(Dataset entries)
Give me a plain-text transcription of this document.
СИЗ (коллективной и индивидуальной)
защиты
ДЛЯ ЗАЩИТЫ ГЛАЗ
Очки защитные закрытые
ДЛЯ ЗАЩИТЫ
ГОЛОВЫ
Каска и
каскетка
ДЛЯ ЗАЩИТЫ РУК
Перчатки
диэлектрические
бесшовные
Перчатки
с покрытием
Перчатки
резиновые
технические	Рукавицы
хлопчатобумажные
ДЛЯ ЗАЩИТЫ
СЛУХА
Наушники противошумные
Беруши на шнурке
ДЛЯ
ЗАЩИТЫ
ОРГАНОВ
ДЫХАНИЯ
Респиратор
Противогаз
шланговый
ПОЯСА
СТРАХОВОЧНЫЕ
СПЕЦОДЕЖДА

THE TASK —
Repeat the data above exactly.

WRITTEN SOLUTION —
Give me a plain-text transcription of this document.
СИЗ (коллективной и индивидуальной)
защиты
ДЛЯ ЗАЩИТЫ ГЛАЗ
Очки защитные закрытые
ДЛЯ ЗАЩИТЫ
ГОЛОВЫ
Каска и
каскетка
ДЛЯ ЗАЩИТЫ РУК
Перчатки
диэлектрические
бесшовные
Перчатки
с покрытием
Перчатки
резиновые
технические	Рукавицы
хлопчатобумажные
ДЛЯ ЗАЩИТЫ
СЛУХА
Наушники противошумные
Беруши на шнурке
ДЛЯ
ЗАЩИТЫ
ОРГАНОВ
ДЫХАНИЯ
Респиратор
Противогаз
шланговый
ПОЯСА
СТРАХОВОЧНЫЕ
СПЕЦОДЕЖДА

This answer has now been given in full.